▶ WORK TO COMPLETE: Return the whole listing, line for line, without the pictures in it.

▶ MATERIALS PROVIDED:
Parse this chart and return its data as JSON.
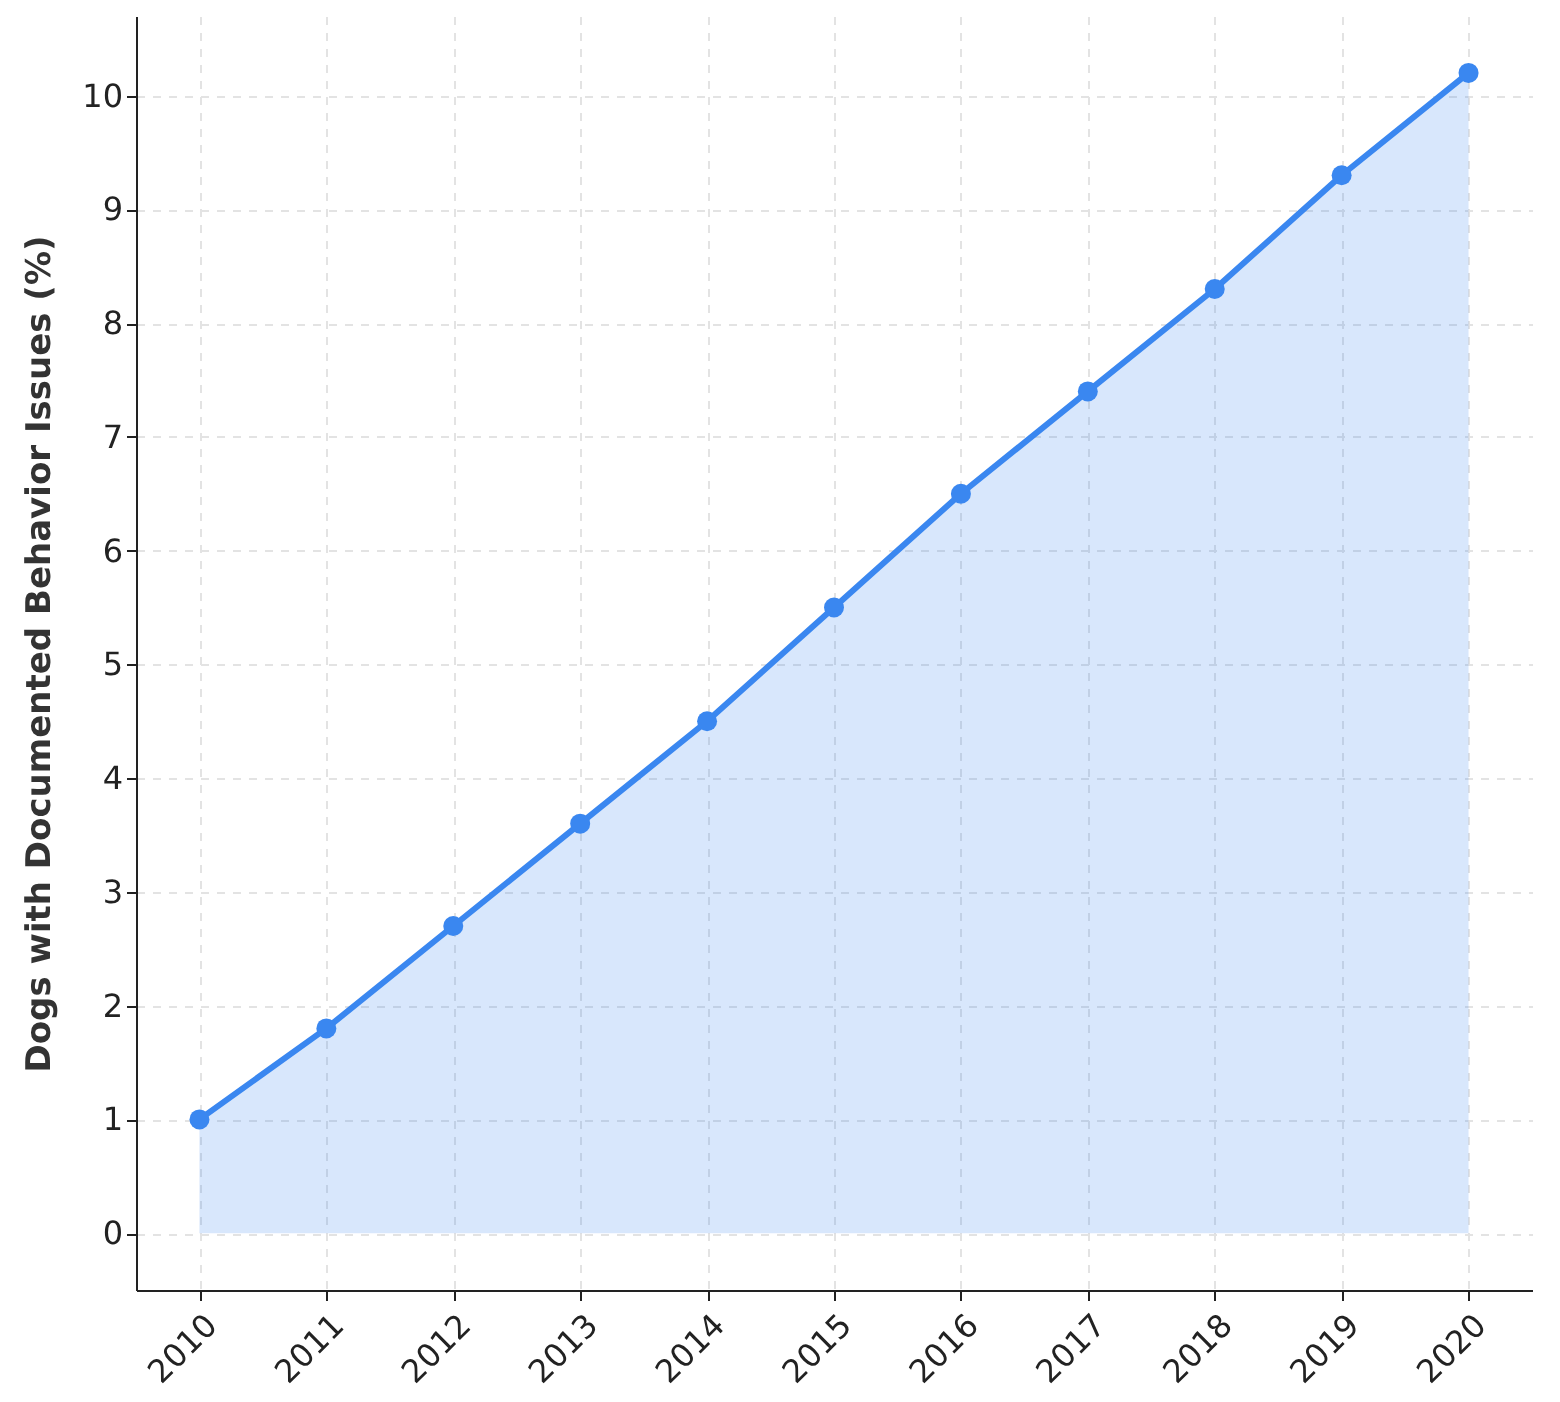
{
  "chart_data": {
    "type": "area",
    "ylabel": "Dogs with Documented Behavior Issues (%)",
    "x": [
      2010,
      2011,
      2012,
      2013,
      2014,
      2015,
      2016,
      2017,
      2018,
      2019,
      2020
    ],
    "series": [
      {
        "color": "#3a87f0",
        "values": [
          1.0,
          1.8,
          2.7,
          3.6,
          4.5,
          5.5,
          6.5,
          7.4,
          8.3,
          9.3,
          10.2
        ]
      }
    ],
    "xlim": [
      2009.5,
      2020.5
    ],
    "xticks": [
      2010,
      2011,
      2012,
      2013,
      2014,
      2015,
      2016,
      2017,
      2018,
      2019,
      2020
    ],
    "ylim": [
      -0.5,
      10.7
    ],
    "yticks": [
      0,
      1,
      2,
      3,
      4,
      5,
      6,
      7,
      8,
      9,
      10
    ],
    "grid": true,
    "marker": "circle",
    "line_style": "solid",
    "legend": false
  }
}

▶ RESPONSE BELOW:
Parse this chart and return its data as JSON.
{
  "chart_data": {
    "type": "area",
    "ylabel": "Dogs with Documented Behavior Issues (%)",
    "x": [
      2010,
      2011,
      2012,
      2013,
      2014,
      2015,
      2016,
      2017,
      2018,
      2019,
      2020
    ],
    "series": [
      {
        "color": "#3a87f0",
        "values": [
          1.0,
          1.8,
          2.7,
          3.6,
          4.5,
          5.5,
          6.5,
          7.4,
          8.3,
          9.3,
          10.2
        ]
      }
    ],
    "xlim": [
      2009.5,
      2020.5
    ],
    "xticks": [
      2010,
      2011,
      2012,
      2013,
      2014,
      2015,
      2016,
      2017,
      2018,
      2019,
      2020
    ],
    "ylim": [
      -0.5,
      10.7
    ],
    "yticks": [
      0,
      1,
      2,
      3,
      4,
      5,
      6,
      7,
      8,
      9,
      10
    ],
    "grid": true,
    "marker": "circle",
    "line_style": "solid",
    "legend": false
  }
}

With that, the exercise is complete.